| WHAT YOU WILL DO |
Exclude all pictures, then copy each of the records exactly as written.

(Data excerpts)
____________________

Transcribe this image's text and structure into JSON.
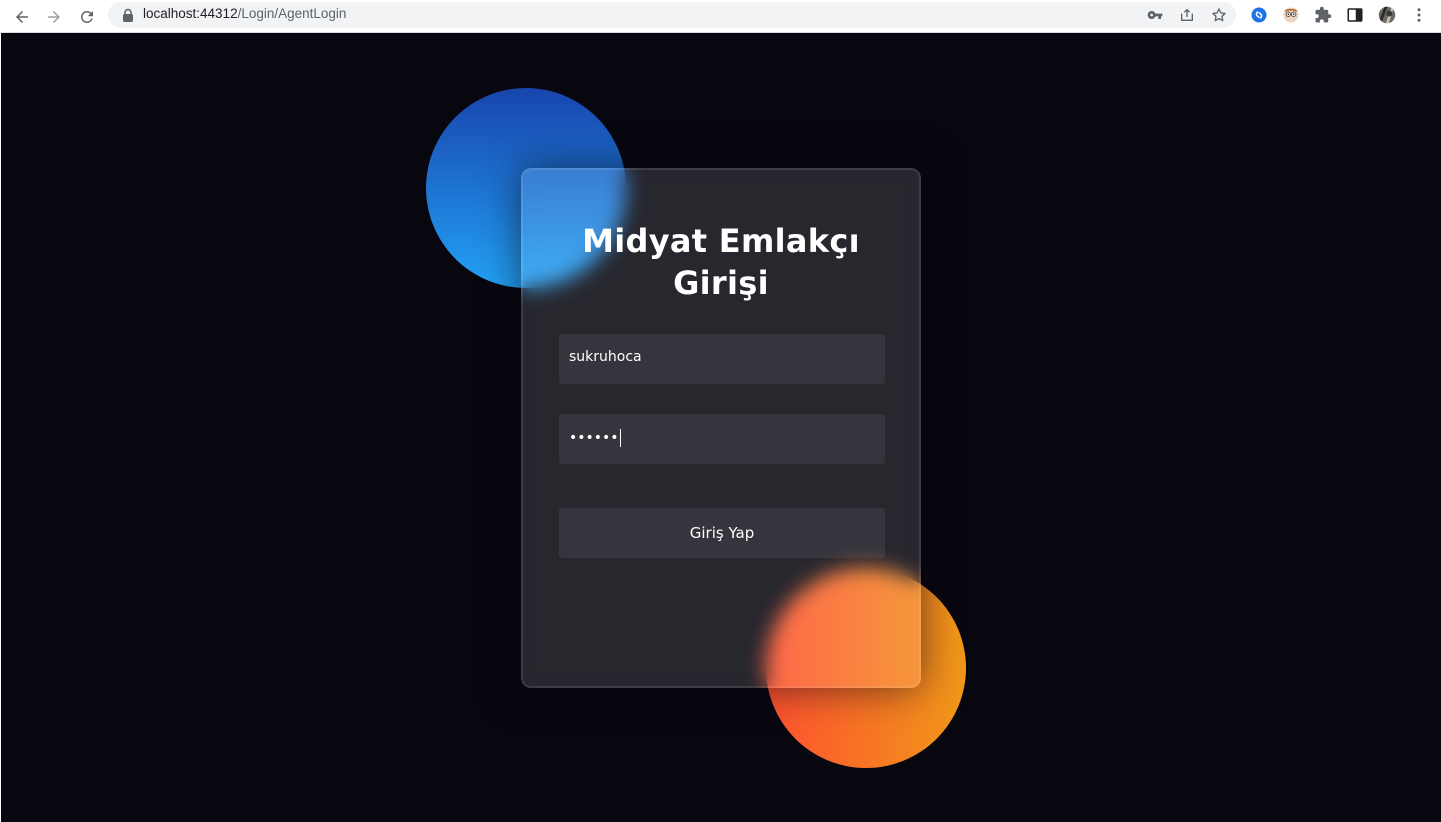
{
  "browser": {
    "url_host": "localhost:44312",
    "url_path": "/Login/AgentLogin",
    "icons": {
      "back": "arrow-left-icon",
      "forward": "arrow-right-icon",
      "reload": "reload-icon",
      "lock": "lock-icon",
      "key": "key-icon",
      "share": "share-icon",
      "star": "star-icon",
      "shazam": "shazam-extension-icon",
      "face": "face-extension-icon",
      "puzzle": "extensions-puzzle-icon",
      "sidepanel": "side-panel-icon",
      "avatar": "profile-avatar",
      "menu": "kebab-menu-icon"
    }
  },
  "login": {
    "title_line1": "Midyat Emlakçı",
    "title_line2": "Girişi",
    "username_value": "sukruhoca",
    "password_value": "••••••",
    "submit_label": "Giriş Yap"
  },
  "colors": {
    "page_bg": "#080710",
    "blue_gradient": [
      "#1845ad",
      "#23a2f6"
    ],
    "orange_gradient": [
      "#ff512f",
      "#f09819"
    ]
  }
}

____________________

| ANSWER TO THIS EXERCISE |
Transcribe this image's text and structure into JSON.
{
  "browser": {
    "url_host": "localhost:44312",
    "url_path": "/Login/AgentLogin",
    "icons": {
      "back": "arrow-left-icon",
      "forward": "arrow-right-icon",
      "reload": "reload-icon",
      "lock": "lock-icon",
      "key": "key-icon",
      "share": "share-icon",
      "star": "star-icon",
      "shazam": "shazam-extension-icon",
      "face": "face-extension-icon",
      "puzzle": "extensions-puzzle-icon",
      "sidepanel": "side-panel-icon",
      "avatar": "profile-avatar",
      "menu": "kebab-menu-icon"
    }
  },
  "login": {
    "title_line1": "Midyat Emlakçı",
    "title_line2": "Girişi",
    "username_value": "sukruhoca",
    "password_value": "••••••",
    "submit_label": "Giriş Yap"
  },
  "colors": {
    "page_bg": "#080710",
    "blue_gradient": [
      "#1845ad",
      "#23a2f6"
    ],
    "orange_gradient": [
      "#ff512f",
      "#f09819"
    ]
  }
}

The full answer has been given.